— Data records —
——————

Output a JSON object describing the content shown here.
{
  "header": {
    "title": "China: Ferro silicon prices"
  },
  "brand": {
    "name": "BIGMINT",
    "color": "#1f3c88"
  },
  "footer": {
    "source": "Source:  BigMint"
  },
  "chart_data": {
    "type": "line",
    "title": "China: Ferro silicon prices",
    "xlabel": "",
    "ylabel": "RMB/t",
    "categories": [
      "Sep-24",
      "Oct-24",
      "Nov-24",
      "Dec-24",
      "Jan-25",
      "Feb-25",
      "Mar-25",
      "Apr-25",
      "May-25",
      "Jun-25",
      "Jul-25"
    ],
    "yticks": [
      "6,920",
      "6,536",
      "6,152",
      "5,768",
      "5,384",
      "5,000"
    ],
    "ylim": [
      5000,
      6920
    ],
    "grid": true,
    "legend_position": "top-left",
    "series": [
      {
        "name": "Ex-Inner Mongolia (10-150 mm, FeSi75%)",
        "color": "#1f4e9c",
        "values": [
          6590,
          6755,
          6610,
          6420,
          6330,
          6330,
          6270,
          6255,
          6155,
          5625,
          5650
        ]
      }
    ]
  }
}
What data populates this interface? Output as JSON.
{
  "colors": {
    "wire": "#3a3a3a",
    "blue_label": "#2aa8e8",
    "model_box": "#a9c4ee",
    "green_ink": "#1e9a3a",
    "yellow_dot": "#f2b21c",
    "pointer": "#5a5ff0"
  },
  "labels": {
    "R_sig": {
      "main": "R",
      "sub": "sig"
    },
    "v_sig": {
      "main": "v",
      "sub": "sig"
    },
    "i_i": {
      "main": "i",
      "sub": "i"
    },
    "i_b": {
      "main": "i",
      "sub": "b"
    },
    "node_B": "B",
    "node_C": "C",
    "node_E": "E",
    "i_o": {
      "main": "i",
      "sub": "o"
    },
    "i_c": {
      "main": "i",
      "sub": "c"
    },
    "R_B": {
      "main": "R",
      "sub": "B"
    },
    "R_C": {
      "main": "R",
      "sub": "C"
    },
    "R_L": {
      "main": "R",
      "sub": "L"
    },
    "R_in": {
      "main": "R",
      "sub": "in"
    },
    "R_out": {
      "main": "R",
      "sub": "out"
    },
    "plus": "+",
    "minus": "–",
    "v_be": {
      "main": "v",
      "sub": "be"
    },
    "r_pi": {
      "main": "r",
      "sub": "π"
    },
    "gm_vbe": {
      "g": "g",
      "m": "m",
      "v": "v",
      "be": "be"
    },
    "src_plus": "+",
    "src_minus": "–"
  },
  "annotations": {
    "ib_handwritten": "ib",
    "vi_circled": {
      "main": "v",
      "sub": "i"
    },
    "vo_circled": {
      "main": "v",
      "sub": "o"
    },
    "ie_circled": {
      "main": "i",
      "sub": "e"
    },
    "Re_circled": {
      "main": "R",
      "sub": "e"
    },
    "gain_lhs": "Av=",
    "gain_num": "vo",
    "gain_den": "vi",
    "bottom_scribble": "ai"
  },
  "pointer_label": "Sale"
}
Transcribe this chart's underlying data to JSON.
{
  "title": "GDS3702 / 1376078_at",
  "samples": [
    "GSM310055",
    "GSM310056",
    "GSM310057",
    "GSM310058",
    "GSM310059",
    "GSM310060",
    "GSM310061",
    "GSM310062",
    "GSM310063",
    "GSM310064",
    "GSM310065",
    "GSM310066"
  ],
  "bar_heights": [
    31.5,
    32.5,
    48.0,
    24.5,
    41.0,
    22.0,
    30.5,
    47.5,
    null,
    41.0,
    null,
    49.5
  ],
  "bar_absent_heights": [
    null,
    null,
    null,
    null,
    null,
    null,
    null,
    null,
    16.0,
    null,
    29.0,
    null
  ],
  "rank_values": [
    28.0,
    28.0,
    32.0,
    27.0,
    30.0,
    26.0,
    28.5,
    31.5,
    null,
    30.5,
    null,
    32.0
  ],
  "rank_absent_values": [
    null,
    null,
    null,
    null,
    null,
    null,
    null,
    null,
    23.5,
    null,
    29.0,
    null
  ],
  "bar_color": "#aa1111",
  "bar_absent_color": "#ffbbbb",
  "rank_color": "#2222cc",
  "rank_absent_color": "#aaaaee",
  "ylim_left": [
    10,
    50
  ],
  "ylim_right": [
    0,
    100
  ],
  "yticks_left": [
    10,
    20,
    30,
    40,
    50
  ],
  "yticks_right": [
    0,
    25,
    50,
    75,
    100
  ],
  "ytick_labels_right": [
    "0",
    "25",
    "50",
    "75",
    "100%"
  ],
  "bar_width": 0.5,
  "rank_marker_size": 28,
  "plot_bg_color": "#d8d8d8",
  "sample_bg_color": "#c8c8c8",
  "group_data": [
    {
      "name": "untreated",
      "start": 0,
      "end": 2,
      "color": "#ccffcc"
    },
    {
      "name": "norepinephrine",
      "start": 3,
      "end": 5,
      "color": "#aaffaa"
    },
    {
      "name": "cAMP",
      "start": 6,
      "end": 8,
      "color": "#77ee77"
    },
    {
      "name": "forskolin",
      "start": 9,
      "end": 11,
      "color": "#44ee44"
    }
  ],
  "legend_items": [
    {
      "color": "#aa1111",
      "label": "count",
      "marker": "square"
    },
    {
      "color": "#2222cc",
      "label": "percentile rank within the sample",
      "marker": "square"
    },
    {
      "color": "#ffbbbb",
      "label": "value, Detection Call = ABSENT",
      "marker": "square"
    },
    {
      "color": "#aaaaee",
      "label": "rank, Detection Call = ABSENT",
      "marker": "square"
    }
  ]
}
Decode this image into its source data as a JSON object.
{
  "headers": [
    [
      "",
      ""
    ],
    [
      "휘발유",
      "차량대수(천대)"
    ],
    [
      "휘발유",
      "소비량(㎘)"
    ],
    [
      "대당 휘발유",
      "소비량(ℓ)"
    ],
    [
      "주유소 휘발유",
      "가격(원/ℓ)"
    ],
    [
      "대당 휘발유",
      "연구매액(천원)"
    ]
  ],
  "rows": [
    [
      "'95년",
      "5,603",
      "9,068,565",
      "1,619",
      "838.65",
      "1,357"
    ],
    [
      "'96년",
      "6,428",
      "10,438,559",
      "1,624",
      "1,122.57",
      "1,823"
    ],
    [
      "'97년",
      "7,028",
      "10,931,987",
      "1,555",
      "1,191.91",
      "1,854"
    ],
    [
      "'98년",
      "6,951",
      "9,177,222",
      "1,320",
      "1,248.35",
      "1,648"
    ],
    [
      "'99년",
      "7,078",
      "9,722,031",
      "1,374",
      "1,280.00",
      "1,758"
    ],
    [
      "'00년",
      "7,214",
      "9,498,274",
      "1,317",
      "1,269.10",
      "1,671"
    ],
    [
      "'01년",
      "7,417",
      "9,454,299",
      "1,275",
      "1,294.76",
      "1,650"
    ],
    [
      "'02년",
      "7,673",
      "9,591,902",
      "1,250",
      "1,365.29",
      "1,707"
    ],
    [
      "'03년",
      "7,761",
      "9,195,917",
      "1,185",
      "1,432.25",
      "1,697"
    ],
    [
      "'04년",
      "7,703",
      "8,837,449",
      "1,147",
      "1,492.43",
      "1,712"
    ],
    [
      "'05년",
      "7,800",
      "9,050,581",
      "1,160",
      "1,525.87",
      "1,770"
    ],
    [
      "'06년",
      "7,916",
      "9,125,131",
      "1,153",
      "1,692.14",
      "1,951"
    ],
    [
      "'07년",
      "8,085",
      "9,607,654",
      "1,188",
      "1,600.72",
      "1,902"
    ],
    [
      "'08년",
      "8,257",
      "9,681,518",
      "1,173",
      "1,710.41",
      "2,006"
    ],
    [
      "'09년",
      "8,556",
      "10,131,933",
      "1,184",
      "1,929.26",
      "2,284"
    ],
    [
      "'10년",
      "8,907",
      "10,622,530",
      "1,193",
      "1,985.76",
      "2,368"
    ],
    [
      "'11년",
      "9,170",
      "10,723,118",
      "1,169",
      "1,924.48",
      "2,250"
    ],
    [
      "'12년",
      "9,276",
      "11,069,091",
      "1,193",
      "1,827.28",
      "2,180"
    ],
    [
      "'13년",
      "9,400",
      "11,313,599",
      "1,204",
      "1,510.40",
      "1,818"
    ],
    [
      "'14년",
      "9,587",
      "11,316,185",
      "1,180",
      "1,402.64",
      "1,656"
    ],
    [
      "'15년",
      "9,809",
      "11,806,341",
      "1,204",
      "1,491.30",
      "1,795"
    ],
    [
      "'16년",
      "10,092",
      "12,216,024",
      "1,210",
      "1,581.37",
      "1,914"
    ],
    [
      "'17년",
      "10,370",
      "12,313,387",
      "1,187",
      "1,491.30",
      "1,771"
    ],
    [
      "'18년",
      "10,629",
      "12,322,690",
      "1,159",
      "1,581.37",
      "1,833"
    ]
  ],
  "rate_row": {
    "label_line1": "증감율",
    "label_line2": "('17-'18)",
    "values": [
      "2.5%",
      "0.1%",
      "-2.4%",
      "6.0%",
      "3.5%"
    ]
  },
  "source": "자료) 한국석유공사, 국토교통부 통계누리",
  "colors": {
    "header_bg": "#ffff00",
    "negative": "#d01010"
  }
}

——————

— Short problem —
Every line in the data above that contains "China" needs to be copied.

— Solved exercise —
    "title": "China: Ferro silicon prices"
    "title": "China: Ferro silicon prices",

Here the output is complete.